→ **What you have to do**
Using the entries that follow, collect the lines where the word "JSON" appears.

#### Dataset records ####

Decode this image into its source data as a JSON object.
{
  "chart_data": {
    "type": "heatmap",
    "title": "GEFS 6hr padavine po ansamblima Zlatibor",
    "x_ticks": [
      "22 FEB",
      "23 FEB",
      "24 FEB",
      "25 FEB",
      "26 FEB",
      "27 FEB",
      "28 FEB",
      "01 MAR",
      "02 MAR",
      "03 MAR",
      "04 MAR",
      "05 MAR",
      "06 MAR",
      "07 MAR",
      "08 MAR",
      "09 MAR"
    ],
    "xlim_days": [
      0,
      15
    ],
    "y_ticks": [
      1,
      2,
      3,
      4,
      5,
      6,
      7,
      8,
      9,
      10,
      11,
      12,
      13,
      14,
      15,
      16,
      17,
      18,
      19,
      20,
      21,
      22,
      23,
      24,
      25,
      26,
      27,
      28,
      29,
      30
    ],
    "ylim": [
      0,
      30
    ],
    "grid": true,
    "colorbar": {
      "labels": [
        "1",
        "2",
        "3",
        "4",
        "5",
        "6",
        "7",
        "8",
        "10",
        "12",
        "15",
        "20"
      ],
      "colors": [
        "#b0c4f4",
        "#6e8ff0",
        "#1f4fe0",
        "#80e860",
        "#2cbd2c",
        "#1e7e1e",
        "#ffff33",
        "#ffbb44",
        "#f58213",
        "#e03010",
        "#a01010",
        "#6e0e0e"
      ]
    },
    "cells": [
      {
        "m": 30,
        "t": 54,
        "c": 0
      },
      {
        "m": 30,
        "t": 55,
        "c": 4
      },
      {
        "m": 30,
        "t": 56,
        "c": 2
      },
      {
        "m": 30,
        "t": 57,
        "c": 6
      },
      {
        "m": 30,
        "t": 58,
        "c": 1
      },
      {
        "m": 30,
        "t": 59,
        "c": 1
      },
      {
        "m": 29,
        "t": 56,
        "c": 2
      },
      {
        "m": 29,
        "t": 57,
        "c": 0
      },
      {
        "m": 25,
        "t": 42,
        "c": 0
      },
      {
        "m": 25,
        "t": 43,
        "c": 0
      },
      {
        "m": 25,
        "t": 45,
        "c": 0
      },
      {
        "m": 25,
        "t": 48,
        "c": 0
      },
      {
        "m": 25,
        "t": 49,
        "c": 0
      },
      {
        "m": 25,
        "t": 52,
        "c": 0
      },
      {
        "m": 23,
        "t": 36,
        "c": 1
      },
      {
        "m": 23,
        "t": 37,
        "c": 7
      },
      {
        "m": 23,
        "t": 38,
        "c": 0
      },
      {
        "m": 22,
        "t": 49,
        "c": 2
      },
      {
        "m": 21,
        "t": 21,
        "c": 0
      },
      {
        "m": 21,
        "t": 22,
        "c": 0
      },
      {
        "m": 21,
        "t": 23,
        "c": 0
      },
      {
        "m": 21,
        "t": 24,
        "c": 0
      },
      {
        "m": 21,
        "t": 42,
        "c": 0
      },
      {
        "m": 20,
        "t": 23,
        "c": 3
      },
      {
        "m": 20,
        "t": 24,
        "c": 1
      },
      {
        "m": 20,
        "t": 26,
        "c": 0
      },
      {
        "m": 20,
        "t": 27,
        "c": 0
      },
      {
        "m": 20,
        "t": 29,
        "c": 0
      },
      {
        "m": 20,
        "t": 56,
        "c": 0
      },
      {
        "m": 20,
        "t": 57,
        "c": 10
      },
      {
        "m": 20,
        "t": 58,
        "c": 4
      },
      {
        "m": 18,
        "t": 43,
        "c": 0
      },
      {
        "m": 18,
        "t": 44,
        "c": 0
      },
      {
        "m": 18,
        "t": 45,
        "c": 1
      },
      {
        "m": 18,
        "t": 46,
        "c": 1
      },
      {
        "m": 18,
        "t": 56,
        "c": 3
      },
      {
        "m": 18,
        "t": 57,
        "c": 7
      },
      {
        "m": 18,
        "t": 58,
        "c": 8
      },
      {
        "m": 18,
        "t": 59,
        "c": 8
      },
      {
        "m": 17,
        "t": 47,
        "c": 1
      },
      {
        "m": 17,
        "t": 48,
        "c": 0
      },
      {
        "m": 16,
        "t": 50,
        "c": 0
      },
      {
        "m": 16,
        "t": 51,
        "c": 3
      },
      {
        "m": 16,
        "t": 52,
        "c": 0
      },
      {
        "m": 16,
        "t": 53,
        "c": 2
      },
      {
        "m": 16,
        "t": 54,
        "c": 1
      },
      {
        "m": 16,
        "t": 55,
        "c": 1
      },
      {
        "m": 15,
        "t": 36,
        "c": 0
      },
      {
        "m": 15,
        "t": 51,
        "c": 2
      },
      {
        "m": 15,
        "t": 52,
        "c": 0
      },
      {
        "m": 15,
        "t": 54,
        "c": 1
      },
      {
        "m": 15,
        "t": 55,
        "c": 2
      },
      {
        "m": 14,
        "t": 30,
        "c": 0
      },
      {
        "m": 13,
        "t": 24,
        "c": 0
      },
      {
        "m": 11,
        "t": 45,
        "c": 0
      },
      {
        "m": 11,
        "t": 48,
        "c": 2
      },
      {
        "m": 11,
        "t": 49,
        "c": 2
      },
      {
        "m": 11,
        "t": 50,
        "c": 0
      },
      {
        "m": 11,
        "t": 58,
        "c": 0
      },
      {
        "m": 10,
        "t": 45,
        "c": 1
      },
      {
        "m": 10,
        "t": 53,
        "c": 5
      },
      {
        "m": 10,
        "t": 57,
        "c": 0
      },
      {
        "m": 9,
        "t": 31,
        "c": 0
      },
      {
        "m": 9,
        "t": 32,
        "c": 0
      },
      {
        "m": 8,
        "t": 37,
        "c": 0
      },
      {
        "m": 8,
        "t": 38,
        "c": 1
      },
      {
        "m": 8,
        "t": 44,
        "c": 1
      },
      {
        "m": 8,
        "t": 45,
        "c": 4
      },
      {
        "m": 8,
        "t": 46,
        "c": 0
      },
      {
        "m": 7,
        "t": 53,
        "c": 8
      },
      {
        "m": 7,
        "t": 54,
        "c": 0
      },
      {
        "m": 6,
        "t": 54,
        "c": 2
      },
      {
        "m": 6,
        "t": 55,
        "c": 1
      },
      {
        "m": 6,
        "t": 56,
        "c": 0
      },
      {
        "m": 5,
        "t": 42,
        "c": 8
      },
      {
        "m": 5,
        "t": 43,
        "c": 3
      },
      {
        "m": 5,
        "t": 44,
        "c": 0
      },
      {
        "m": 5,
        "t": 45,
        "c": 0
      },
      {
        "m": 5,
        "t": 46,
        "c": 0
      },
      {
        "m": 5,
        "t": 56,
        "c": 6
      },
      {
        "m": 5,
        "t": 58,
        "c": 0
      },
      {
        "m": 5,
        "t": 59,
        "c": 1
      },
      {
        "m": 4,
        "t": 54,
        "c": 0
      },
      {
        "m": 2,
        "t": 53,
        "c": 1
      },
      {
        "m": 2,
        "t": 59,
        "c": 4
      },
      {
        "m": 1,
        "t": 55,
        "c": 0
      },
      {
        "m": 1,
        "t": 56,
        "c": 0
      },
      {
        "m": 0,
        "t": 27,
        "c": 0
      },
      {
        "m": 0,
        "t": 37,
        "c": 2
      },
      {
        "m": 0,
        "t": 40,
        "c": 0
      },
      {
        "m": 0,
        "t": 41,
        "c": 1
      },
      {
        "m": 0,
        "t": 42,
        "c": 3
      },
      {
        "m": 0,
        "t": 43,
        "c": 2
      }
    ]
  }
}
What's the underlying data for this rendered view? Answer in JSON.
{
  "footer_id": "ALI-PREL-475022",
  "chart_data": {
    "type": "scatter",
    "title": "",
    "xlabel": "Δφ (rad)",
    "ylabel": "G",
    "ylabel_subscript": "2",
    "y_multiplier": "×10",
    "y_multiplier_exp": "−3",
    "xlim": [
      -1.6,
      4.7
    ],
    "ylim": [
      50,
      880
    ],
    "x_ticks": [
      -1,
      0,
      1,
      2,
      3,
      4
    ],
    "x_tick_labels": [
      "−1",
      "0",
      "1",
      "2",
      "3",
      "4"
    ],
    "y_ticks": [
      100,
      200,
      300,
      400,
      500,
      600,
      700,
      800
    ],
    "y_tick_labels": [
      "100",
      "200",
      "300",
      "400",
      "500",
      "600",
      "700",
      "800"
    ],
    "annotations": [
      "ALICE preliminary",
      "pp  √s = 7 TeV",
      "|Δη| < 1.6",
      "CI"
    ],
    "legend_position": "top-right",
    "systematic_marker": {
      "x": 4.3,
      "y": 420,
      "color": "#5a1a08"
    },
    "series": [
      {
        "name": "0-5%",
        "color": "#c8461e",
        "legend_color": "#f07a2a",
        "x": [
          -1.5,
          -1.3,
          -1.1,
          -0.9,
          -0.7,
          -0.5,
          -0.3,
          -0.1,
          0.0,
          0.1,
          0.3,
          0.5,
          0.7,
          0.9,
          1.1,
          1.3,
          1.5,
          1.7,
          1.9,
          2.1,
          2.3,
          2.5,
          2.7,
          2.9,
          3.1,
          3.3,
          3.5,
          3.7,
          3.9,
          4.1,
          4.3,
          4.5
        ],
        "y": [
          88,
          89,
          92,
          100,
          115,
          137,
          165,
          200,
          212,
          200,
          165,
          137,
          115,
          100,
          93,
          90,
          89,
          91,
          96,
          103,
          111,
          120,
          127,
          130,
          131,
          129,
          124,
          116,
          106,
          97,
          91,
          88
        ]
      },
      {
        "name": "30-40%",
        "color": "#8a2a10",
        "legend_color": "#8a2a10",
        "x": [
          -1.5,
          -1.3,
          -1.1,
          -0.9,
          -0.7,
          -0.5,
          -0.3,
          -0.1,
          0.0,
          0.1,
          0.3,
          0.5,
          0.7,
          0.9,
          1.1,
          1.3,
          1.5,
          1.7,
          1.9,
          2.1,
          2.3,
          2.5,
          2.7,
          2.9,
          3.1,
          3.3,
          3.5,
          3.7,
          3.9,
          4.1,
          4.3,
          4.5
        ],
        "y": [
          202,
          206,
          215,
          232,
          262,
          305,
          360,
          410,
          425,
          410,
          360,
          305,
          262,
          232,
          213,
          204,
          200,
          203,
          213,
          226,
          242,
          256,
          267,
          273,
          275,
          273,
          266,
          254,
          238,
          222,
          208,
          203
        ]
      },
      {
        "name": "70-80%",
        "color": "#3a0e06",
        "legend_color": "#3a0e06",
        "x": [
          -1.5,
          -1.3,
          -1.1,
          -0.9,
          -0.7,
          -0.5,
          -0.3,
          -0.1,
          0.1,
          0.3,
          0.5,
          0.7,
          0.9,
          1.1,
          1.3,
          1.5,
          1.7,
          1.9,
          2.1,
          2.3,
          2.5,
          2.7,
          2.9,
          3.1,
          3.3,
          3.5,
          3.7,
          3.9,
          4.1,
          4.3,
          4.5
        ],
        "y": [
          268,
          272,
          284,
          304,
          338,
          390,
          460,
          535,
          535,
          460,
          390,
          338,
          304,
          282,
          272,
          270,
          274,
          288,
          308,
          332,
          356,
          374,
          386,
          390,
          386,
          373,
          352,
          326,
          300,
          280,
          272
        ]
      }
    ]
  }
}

####

→ **Answer to the exercise**
Decode this image into its source data as a JSON object.
What's the underlying data for this rendered view? Answer in JSON.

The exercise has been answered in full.